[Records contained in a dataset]
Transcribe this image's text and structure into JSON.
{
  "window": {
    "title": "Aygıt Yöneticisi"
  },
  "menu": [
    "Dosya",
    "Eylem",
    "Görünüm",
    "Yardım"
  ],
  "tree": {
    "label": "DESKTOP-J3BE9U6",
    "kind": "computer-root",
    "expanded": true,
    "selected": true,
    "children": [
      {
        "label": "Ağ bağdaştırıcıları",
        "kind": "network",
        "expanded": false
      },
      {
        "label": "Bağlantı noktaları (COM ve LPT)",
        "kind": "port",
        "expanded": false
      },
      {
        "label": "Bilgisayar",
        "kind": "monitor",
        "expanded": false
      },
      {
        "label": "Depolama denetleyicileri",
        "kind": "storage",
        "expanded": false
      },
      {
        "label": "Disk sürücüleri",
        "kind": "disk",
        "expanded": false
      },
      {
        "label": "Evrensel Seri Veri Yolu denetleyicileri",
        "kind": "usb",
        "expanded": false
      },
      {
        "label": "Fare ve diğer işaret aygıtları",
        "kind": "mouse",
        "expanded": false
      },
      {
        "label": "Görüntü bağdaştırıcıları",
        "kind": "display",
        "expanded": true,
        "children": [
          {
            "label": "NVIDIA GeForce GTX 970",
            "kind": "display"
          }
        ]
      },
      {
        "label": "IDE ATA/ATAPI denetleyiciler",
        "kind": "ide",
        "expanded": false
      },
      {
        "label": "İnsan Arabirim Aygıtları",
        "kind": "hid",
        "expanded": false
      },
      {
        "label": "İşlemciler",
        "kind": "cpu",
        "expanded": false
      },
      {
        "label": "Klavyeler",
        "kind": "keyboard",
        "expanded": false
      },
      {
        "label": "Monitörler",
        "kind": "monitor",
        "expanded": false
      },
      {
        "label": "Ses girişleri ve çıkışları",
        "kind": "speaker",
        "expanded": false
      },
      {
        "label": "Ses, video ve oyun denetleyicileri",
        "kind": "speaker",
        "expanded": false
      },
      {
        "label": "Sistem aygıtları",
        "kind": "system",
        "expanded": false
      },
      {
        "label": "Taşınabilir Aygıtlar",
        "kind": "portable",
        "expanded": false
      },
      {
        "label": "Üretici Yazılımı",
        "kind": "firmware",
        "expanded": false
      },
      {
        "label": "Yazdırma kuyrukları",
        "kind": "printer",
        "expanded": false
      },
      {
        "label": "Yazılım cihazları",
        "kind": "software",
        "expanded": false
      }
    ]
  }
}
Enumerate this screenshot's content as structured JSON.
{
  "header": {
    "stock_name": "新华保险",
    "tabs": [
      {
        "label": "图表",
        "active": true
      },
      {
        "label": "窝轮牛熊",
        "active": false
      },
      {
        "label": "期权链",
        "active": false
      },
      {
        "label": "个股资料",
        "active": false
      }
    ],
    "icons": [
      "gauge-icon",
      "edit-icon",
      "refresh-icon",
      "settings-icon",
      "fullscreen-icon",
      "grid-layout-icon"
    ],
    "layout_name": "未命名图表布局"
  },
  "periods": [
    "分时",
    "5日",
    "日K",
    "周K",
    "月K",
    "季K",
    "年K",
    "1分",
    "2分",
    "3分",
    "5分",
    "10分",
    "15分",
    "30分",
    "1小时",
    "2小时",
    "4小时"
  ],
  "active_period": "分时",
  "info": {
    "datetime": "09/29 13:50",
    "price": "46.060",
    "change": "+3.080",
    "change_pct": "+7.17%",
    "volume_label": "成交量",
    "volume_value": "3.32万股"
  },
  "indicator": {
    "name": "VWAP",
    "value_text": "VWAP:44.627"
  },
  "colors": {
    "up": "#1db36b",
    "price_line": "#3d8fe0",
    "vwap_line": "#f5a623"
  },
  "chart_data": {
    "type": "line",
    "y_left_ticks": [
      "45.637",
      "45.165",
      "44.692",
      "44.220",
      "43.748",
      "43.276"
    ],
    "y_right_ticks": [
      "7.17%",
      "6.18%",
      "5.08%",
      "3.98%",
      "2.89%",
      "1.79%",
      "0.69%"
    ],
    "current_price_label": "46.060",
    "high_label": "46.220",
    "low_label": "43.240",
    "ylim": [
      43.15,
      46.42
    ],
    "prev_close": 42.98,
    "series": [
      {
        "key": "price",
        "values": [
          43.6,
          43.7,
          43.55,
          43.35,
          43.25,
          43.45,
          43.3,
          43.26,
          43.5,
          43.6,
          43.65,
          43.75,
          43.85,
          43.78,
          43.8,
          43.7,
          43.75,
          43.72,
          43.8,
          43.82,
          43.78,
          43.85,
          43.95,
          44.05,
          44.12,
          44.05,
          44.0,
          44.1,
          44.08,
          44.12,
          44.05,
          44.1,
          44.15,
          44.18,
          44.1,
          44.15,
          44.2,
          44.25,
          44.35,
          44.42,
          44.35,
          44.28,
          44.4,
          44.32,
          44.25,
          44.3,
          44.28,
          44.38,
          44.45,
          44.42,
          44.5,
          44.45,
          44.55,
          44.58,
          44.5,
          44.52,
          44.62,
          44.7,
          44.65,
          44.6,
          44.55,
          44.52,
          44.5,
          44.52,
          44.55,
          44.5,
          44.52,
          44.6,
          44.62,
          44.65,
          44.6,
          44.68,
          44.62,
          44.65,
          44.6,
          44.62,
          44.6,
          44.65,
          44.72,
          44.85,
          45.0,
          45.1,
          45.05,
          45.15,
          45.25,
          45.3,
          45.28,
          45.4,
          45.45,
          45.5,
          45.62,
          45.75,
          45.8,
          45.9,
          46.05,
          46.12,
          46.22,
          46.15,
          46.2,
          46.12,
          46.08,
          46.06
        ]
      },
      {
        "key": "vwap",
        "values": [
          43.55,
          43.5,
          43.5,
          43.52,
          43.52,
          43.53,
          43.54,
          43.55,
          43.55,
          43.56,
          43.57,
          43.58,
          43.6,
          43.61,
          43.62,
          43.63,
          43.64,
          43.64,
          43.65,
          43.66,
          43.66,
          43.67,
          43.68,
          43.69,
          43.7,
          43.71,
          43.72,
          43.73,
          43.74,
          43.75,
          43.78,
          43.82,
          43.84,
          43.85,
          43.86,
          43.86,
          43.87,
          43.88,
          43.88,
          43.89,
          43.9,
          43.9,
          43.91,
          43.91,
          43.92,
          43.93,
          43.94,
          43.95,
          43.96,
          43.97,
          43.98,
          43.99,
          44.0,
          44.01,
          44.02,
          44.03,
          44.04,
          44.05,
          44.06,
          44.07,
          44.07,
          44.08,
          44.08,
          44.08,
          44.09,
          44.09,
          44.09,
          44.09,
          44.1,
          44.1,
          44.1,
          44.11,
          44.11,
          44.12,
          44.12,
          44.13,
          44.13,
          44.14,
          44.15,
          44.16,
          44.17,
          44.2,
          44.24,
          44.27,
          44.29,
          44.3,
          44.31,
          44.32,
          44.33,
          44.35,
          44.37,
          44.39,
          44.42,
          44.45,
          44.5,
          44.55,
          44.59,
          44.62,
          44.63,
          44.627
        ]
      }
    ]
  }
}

* [What you will do]
Repeat the records above in full, character for character.

* [Correct answer]
Transcribe this image's text and structure into JSON.
{
  "window": {
    "title": "Aygıt Yöneticisi"
  },
  "menu": [
    "Dosya",
    "Eylem",
    "Görünüm",
    "Yardım"
  ],
  "tree": {
    "label": "DESKTOP-J3BE9U6",
    "kind": "computer-root",
    "expanded": true,
    "selected": true,
    "children": [
      {
        "label": "Ağ bağdaştırıcıları",
        "kind": "network",
        "expanded": false
      },
      {
        "label": "Bağlantı noktaları (COM ve LPT)",
        "kind": "port",
        "expanded": false
      },
      {
        "label": "Bilgisayar",
        "kind": "monitor",
        "expanded": false
      },
      {
        "label": "Depolama denetleyicileri",
        "kind": "storage",
        "expanded": false
      },
      {
        "label": "Disk sürücüleri",
        "kind": "disk",
        "expanded": false
      },
      {
        "label": "Evrensel Seri Veri Yolu denetleyicileri",
        "kind": "usb",
        "expanded": false
      },
      {
        "label": "Fare ve diğer işaret aygıtları",
        "kind": "mouse",
        "expanded": false
      },
      {
        "label": "Görüntü bağdaştırıcıları",
        "kind": "display",
        "expanded": true,
        "children": [
          {
            "label": "NVIDIA GeForce GTX 970",
            "kind": "display"
          }
        ]
      },
      {
        "label": "IDE ATA/ATAPI denetleyiciler",
        "kind": "ide",
        "expanded": false
      },
      {
        "label": "İnsan Arabirim Aygıtları",
        "kind": "hid",
        "expanded": false
      },
      {
        "label": "İşlemciler",
        "kind": "cpu",
        "expanded": false
      },
      {
        "label": "Klavyeler",
        "kind": "keyboard",
        "expanded": false
      },
      {
        "label": "Monitörler",
        "kind": "monitor",
        "expanded": false
      },
      {
        "label": "Ses girişleri ve çıkışları",
        "kind": "speaker",
        "expanded": false
      },
      {
        "label": "Ses, video ve oyun denetleyicileri",
        "kind": "speaker",
        "expanded": false
      },
      {
        "label": "Sistem aygıtları",
        "kind": "system",
        "expanded": false
      },
      {
        "label": "Taşınabilir Aygıtlar",
        "kind": "portable",
        "expanded": false
      },
      {
        "label": "Üretici Yazılımı",
        "kind": "firmware",
        "expanded": false
      },
      {
        "label": "Yazdırma kuyrukları",
        "kind": "printer",
        "expanded": false
      },
      {
        "label": "Yazılım cihazları",
        "kind": "software",
        "expanded": false
      }
    ]
  }
}
Enumerate this screenshot's content as structured JSON.
{
  "header": {
    "stock_name": "新华保险",
    "tabs": [
      {
        "label": "图表",
        "active": true
      },
      {
        "label": "窝轮牛熊",
        "active": false
      },
      {
        "label": "期权链",
        "active": false
      },
      {
        "label": "个股资料",
        "active": false
      }
    ],
    "icons": [
      "gauge-icon",
      "edit-icon",
      "refresh-icon",
      "settings-icon",
      "fullscreen-icon",
      "grid-layout-icon"
    ],
    "layout_name": "未命名图表布局"
  },
  "periods": [
    "分时",
    "5日",
    "日K",
    "周K",
    "月K",
    "季K",
    "年K",
    "1分",
    "2分",
    "3分",
    "5分",
    "10分",
    "15分",
    "30分",
    "1小时",
    "2小时",
    "4小时"
  ],
  "active_period": "分时",
  "info": {
    "datetime": "09/29 13:50",
    "price": "46.060",
    "change": "+3.080",
    "change_pct": "+7.17%",
    "volume_label": "成交量",
    "volume_value": "3.32万股"
  },
  "indicator": {
    "name": "VWAP",
    "value_text": "VWAP:44.627"
  },
  "colors": {
    "up": "#1db36b",
    "price_line": "#3d8fe0",
    "vwap_line": "#f5a623"
  },
  "chart_data": {
    "type": "line",
    "y_left_ticks": [
      "45.637",
      "45.165",
      "44.692",
      "44.220",
      "43.748",
      "43.276"
    ],
    "y_right_ticks": [
      "7.17%",
      "6.18%",
      "5.08%",
      "3.98%",
      "2.89%",
      "1.79%",
      "0.69%"
    ],
    "current_price_label": "46.060",
    "high_label": "46.220",
    "low_label": "43.240",
    "ylim": [
      43.15,
      46.42
    ],
    "prev_close": 42.98,
    "series": [
      {
        "key": "price",
        "values": [
          43.6,
          43.7,
          43.55,
          43.35,
          43.25,
          43.45,
          43.3,
          43.26,
          43.5,
          43.6,
          43.65,
          43.75,
          43.85,
          43.78,
          43.8,
          43.7,
          43.75,
          43.72,
          43.8,
          43.82,
          43.78,
          43.85,
          43.95,
          44.05,
          44.12,
          44.05,
          44.0,
          44.1,
          44.08,
          44.12,
          44.05,
          44.1,
          44.15,
          44.18,
          44.1,
          44.15,
          44.2,
          44.25,
          44.35,
          44.42,
          44.35,
          44.28,
          44.4,
          44.32,
          44.25,
          44.3,
          44.28,
          44.38,
          44.45,
          44.42,
          44.5,
          44.45,
          44.55,
          44.58,
          44.5,
          44.52,
          44.62,
          44.7,
          44.65,
          44.6,
          44.55,
          44.52,
          44.5,
          44.52,
          44.55,
          44.5,
          44.52,
          44.6,
          44.62,
          44.65,
          44.6,
          44.68,
          44.62,
          44.65,
          44.6,
          44.62,
          44.6,
          44.65,
          44.72,
          44.85,
          45.0,
          45.1,
          45.05,
          45.15,
          45.25,
          45.3,
          45.28,
          45.4,
          45.45,
          45.5,
          45.62,
          45.75,
          45.8,
          45.9,
          46.05,
          46.12,
          46.22,
          46.15,
          46.2,
          46.12,
          46.08,
          46.06
        ]
      },
      {
        "key": "vwap",
        "values": [
          43.55,
          43.5,
          43.5,
          43.52,
          43.52,
          43.53,
          43.54,
          43.55,
          43.55,
          43.56,
          43.57,
          43.58,
          43.6,
          43.61,
          43.62,
          43.63,
          43.64,
          43.64,
          43.65,
          43.66,
          43.66,
          43.67,
          43.68,
          43.69,
          43.7,
          43.71,
          43.72,
          43.73,
          43.74,
          43.75,
          43.78,
          43.82,
          43.84,
          43.85,
          43.86,
          43.86,
          43.87,
          43.88,
          43.88,
          43.89,
          43.9,
          43.9,
          43.91,
          43.91,
          43.92,
          43.93,
          43.94,
          43.95,
          43.96,
          43.97,
          43.98,
          43.99,
          44.0,
          44.01,
          44.02,
          44.03,
          44.04,
          44.05,
          44.06,
          44.07,
          44.07,
          44.08,
          44.08,
          44.08,
          44.09,
          44.09,
          44.09,
          44.09,
          44.1,
          44.1,
          44.1,
          44.11,
          44.11,
          44.12,
          44.12,
          44.13,
          44.13,
          44.14,
          44.15,
          44.16,
          44.17,
          44.2,
          44.24,
          44.27,
          44.29,
          44.3,
          44.31,
          44.32,
          44.33,
          44.35,
          44.37,
          44.39,
          44.42,
          44.45,
          44.5,
          44.55,
          44.59,
          44.62,
          44.63,
          44.627
        ]
      }
    ]
  }
}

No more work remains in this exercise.